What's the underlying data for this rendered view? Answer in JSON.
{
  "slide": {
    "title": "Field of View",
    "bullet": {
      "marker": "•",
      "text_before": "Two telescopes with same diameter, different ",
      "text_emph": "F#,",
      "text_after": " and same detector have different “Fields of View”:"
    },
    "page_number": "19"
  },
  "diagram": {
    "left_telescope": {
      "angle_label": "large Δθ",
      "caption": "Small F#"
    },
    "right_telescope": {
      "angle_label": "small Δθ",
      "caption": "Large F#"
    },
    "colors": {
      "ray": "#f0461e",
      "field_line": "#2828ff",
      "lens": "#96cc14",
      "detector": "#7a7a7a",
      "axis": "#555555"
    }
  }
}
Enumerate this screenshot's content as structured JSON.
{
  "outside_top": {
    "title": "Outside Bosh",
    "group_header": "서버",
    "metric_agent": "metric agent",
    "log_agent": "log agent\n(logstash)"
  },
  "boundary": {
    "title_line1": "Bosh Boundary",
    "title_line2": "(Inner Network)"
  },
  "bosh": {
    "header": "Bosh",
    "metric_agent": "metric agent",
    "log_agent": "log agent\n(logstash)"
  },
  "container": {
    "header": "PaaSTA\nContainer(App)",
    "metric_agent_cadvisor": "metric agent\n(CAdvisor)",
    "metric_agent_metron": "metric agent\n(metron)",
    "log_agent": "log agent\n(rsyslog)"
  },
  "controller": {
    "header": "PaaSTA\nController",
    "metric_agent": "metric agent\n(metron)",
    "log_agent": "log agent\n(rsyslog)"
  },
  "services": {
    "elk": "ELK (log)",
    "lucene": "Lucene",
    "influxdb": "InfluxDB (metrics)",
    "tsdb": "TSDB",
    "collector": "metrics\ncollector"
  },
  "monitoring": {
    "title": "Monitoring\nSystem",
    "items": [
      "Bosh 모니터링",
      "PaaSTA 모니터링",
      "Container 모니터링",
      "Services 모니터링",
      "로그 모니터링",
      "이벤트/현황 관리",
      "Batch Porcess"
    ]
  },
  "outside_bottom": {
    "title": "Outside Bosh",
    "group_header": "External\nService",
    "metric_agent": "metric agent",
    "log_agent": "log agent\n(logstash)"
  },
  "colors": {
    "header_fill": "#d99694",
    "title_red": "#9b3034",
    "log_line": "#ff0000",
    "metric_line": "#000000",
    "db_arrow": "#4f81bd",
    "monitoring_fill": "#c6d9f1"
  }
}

— WHAT THIS TASK INVOLVES —
Take the entries above and transcribe them in full.

— EXERCISE RESULT —
What's the underlying data for this rendered view? Answer in JSON.
{
  "slide": {
    "title": "Field of View",
    "bullet": {
      "marker": "•",
      "text_before": "Two telescopes with same diameter, different ",
      "text_emph": "F#,",
      "text_after": " and same detector have different “Fields of View”:"
    },
    "page_number": "19"
  },
  "diagram": {
    "left_telescope": {
      "angle_label": "large Δθ",
      "caption": "Small F#"
    },
    "right_telescope": {
      "angle_label": "small Δθ",
      "caption": "Large F#"
    },
    "colors": {
      "ray": "#f0461e",
      "field_line": "#2828ff",
      "lens": "#96cc14",
      "detector": "#7a7a7a",
      "axis": "#555555"
    }
  }
}
Enumerate this screenshot's content as structured JSON.
{
  "outside_top": {
    "title": "Outside Bosh",
    "group_header": "서버",
    "metric_agent": "metric agent",
    "log_agent": "log agent\n(logstash)"
  },
  "boundary": {
    "title_line1": "Bosh Boundary",
    "title_line2": "(Inner Network)"
  },
  "bosh": {
    "header": "Bosh",
    "metric_agent": "metric agent",
    "log_agent": "log agent\n(logstash)"
  },
  "container": {
    "header": "PaaSTA\nContainer(App)",
    "metric_agent_cadvisor": "metric agent\n(CAdvisor)",
    "metric_agent_metron": "metric agent\n(metron)",
    "log_agent": "log agent\n(rsyslog)"
  },
  "controller": {
    "header": "PaaSTA\nController",
    "metric_agent": "metric agent\n(metron)",
    "log_agent": "log agent\n(rsyslog)"
  },
  "services": {
    "elk": "ELK (log)",
    "lucene": "Lucene",
    "influxdb": "InfluxDB (metrics)",
    "tsdb": "TSDB",
    "collector": "metrics\ncollector"
  },
  "monitoring": {
    "title": "Monitoring\nSystem",
    "items": [
      "Bosh 모니터링",
      "PaaSTA 모니터링",
      "Container 모니터링",
      "Services 모니터링",
      "로그 모니터링",
      "이벤트/현황 관리",
      "Batch Porcess"
    ]
  },
  "outside_bottom": {
    "title": "Outside Bosh",
    "group_header": "External\nService",
    "metric_agent": "metric agent",
    "log_agent": "log agent\n(logstash)"
  },
  "colors": {
    "header_fill": "#d99694",
    "title_red": "#9b3034",
    "log_line": "#ff0000",
    "metric_line": "#000000",
    "db_arrow": "#4f81bd",
    "monitoring_fill": "#c6d9f1"
  }
}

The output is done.